Restate the records in their entirety, word for word.

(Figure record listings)
_ _ _

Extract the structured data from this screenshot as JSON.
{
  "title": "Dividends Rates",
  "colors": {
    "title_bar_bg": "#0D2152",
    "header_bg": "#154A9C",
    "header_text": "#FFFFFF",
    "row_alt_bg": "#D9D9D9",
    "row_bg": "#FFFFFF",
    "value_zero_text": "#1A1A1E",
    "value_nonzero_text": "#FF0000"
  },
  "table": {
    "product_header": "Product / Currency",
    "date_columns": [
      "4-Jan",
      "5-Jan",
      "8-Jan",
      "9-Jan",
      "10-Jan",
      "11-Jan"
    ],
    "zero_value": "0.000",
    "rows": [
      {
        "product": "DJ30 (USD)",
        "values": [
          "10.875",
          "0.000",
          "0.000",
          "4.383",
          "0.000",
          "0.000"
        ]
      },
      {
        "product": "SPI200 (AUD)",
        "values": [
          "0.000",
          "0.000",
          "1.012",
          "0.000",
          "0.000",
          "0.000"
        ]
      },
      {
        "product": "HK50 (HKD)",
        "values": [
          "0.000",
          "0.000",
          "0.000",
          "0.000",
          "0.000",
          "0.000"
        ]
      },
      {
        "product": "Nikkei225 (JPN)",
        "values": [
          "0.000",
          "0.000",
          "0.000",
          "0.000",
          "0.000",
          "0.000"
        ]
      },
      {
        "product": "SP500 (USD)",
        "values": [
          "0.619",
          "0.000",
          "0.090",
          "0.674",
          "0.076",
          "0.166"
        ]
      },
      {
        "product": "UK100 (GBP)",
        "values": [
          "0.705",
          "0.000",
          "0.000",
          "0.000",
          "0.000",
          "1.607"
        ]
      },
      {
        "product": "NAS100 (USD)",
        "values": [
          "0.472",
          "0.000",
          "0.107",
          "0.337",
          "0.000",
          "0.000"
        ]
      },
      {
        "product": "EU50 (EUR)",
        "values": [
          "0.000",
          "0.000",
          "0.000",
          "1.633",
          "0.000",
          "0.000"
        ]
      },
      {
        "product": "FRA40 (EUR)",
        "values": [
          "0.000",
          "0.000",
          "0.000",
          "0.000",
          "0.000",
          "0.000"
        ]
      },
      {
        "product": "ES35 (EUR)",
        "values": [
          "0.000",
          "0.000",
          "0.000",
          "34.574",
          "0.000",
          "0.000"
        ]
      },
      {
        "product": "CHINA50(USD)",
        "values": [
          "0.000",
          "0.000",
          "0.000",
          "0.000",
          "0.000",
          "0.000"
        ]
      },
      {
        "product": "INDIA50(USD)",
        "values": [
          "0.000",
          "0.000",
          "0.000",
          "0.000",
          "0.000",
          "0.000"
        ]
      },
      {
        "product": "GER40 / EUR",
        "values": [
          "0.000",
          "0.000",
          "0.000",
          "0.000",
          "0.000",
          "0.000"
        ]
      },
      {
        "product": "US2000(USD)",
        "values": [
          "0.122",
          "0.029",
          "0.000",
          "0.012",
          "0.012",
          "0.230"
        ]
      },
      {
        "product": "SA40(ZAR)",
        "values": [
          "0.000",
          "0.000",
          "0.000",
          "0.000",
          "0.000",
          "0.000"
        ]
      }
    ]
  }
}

_ _ _

Result of this exercise =
Extract the structured data from this screenshot as JSON.
{
  "title": "Dividends Rates",
  "colors": {
    "title_bar_bg": "#0D2152",
    "header_bg": "#154A9C",
    "header_text": "#FFFFFF",
    "row_alt_bg": "#D9D9D9",
    "row_bg": "#FFFFFF",
    "value_zero_text": "#1A1A1E",
    "value_nonzero_text": "#FF0000"
  },
  "table": {
    "product_header": "Product / Currency",
    "date_columns": [
      "4-Jan",
      "5-Jan",
      "8-Jan",
      "9-Jan",
      "10-Jan",
      "11-Jan"
    ],
    "zero_value": "0.000",
    "rows": [
      {
        "product": "DJ30 (USD)",
        "values": [
          "10.875",
          "0.000",
          "0.000",
          "4.383",
          "0.000",
          "0.000"
        ]
      },
      {
        "product": "SPI200 (AUD)",
        "values": [
          "0.000",
          "0.000",
          "1.012",
          "0.000",
          "0.000",
          "0.000"
        ]
      },
      {
        "product": "HK50 (HKD)",
        "values": [
          "0.000",
          "0.000",
          "0.000",
          "0.000",
          "0.000",
          "0.000"
        ]
      },
      {
        "product": "Nikkei225 (JPN)",
        "values": [
          "0.000",
          "0.000",
          "0.000",
          "0.000",
          "0.000",
          "0.000"
        ]
      },
      {
        "product": "SP500 (USD)",
        "values": [
          "0.619",
          "0.000",
          "0.090",
          "0.674",
          "0.076",
          "0.166"
        ]
      },
      {
        "product": "UK100 (GBP)",
        "values": [
          "0.705",
          "0.000",
          "0.000",
          "0.000",
          "0.000",
          "1.607"
        ]
      },
      {
        "product": "NAS100 (USD)",
        "values": [
          "0.472",
          "0.000",
          "0.107",
          "0.337",
          "0.000",
          "0.000"
        ]
      },
      {
        "product": "EU50 (EUR)",
        "values": [
          "0.000",
          "0.000",
          "0.000",
          "1.633",
          "0.000",
          "0.000"
        ]
      },
      {
        "product": "FRA40 (EUR)",
        "values": [
          "0.000",
          "0.000",
          "0.000",
          "0.000",
          "0.000",
          "0.000"
        ]
      },
      {
        "product": "ES35 (EUR)",
        "values": [
          "0.000",
          "0.000",
          "0.000",
          "34.574",
          "0.000",
          "0.000"
        ]
      },
      {
        "product": "CHINA50(USD)",
        "values": [
          "0.000",
          "0.000",
          "0.000",
          "0.000",
          "0.000",
          "0.000"
        ]
      },
      {
        "product": "INDIA50(USD)",
        "values": [
          "0.000",
          "0.000",
          "0.000",
          "0.000",
          "0.000",
          "0.000"
        ]
      },
      {
        "product": "GER40 / EUR",
        "values": [
          "0.000",
          "0.000",
          "0.000",
          "0.000",
          "0.000",
          "0.000"
        ]
      },
      {
        "product": "US2000(USD)",
        "values": [
          "0.122",
          "0.029",
          "0.000",
          "0.012",
          "0.012",
          "0.230"
        ]
      },
      {
        "product": "SA40(ZAR)",
        "values": [
          "0.000",
          "0.000",
          "0.000",
          "0.000",
          "0.000",
          "0.000"
        ]
      }
    ]
  }
}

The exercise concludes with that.